Your task: Reply with one number: the count of lines in the data that hold the string "Superclass".

Records to process:
○ ○ ○ ○ ○
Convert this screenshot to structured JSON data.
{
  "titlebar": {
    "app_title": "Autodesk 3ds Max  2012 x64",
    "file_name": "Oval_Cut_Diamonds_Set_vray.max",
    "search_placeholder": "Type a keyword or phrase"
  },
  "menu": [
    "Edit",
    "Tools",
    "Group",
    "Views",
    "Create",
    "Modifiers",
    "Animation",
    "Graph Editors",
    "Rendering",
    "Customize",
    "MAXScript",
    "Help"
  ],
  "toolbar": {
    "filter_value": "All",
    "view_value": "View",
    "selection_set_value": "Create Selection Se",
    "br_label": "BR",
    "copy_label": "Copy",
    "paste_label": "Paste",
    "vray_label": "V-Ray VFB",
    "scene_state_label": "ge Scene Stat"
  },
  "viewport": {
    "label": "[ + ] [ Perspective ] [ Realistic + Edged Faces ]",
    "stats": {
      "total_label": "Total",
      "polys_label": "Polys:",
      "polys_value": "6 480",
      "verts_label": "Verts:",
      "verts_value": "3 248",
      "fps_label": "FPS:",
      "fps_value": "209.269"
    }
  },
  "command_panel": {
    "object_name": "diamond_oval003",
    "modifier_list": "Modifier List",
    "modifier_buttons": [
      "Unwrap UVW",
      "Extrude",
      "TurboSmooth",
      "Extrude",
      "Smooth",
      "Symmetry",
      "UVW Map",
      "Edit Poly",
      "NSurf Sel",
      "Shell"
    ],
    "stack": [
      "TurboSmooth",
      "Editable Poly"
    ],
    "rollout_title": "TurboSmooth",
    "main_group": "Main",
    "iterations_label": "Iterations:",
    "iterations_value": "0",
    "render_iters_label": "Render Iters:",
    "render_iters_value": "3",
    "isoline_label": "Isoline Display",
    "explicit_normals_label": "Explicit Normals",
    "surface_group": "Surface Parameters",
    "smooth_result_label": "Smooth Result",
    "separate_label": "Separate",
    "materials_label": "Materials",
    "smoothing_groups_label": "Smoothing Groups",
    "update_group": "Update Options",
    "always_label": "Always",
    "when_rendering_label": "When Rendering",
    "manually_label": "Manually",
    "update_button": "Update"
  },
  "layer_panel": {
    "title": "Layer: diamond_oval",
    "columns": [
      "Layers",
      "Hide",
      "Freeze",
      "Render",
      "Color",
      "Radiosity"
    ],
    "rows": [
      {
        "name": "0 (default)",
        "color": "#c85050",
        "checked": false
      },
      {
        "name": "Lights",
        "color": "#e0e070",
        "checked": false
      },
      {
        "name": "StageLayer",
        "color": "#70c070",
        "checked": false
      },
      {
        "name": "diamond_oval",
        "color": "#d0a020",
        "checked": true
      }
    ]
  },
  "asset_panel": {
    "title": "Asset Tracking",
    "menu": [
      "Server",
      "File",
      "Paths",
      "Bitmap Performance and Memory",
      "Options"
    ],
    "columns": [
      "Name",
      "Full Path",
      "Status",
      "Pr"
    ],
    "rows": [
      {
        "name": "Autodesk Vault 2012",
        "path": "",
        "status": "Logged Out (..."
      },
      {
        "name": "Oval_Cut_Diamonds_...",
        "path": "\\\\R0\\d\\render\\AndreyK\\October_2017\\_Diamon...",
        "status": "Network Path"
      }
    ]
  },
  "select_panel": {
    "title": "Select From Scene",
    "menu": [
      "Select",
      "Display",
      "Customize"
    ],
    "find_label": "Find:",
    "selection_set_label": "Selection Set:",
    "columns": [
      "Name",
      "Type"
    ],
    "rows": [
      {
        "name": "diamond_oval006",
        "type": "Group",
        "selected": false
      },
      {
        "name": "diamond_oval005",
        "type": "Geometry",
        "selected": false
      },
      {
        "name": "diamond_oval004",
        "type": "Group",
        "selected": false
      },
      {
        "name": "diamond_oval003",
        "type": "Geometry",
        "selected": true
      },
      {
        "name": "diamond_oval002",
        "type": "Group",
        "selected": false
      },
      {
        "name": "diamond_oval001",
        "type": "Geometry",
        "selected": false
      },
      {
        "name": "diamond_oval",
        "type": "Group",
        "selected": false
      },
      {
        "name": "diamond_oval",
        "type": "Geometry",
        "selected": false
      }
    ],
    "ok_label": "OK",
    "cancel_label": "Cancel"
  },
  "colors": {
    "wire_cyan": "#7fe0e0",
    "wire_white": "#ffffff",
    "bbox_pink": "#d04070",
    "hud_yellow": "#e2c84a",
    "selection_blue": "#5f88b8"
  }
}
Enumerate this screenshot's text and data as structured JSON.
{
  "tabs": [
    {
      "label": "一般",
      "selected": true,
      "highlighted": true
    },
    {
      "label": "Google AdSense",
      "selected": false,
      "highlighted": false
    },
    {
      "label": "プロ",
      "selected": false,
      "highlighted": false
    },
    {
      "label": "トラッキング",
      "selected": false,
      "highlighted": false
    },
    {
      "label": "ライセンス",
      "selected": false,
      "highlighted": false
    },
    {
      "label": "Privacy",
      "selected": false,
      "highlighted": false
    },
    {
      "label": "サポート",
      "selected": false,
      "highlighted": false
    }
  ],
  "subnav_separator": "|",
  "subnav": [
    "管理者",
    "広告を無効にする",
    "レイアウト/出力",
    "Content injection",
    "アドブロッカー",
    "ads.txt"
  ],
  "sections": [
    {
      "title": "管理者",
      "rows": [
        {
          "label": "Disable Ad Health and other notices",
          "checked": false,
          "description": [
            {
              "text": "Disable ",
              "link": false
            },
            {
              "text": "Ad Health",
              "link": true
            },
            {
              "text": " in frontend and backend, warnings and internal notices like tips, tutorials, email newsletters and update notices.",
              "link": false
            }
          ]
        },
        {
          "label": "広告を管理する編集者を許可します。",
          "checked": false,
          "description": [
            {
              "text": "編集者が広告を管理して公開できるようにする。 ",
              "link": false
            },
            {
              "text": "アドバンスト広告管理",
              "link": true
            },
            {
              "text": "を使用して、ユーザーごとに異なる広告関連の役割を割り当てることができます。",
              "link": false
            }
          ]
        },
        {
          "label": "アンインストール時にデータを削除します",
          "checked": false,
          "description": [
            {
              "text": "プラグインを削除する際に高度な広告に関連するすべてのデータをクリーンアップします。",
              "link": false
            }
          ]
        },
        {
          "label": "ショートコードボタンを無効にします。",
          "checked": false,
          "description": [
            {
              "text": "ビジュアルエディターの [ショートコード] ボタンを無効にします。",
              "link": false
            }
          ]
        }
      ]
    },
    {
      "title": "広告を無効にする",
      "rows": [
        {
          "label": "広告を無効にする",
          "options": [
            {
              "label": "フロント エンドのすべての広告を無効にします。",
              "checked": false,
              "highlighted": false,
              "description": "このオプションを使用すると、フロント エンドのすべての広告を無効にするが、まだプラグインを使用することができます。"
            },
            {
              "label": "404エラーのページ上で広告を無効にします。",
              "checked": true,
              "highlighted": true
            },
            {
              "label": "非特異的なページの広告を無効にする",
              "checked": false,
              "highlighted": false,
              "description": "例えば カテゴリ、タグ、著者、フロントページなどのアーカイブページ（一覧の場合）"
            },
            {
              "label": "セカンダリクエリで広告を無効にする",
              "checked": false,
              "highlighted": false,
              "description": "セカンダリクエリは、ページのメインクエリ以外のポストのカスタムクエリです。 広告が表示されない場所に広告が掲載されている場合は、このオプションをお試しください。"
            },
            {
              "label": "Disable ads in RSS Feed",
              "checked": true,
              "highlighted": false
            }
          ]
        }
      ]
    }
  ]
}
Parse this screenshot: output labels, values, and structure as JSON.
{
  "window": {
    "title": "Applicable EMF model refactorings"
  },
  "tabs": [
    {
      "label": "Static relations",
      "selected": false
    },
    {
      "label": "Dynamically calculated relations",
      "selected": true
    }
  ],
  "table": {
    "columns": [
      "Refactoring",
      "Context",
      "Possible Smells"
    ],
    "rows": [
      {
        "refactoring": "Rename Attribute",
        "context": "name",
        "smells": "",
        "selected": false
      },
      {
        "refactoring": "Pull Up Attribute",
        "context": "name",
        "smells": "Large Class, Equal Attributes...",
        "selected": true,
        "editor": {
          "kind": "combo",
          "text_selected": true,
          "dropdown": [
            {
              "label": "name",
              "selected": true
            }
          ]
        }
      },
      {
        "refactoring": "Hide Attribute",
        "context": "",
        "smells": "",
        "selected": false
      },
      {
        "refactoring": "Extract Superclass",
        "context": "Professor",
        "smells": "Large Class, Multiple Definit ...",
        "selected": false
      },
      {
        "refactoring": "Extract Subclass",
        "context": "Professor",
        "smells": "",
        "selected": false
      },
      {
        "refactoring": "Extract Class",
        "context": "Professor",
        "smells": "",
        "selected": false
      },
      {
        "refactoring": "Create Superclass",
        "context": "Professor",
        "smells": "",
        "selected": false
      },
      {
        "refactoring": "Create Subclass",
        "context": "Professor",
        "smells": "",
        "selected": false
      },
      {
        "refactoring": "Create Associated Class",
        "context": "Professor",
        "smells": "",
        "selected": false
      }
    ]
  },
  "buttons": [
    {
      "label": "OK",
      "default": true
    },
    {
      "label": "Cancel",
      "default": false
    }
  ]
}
○ ○ ○ ○ ○
The result: 2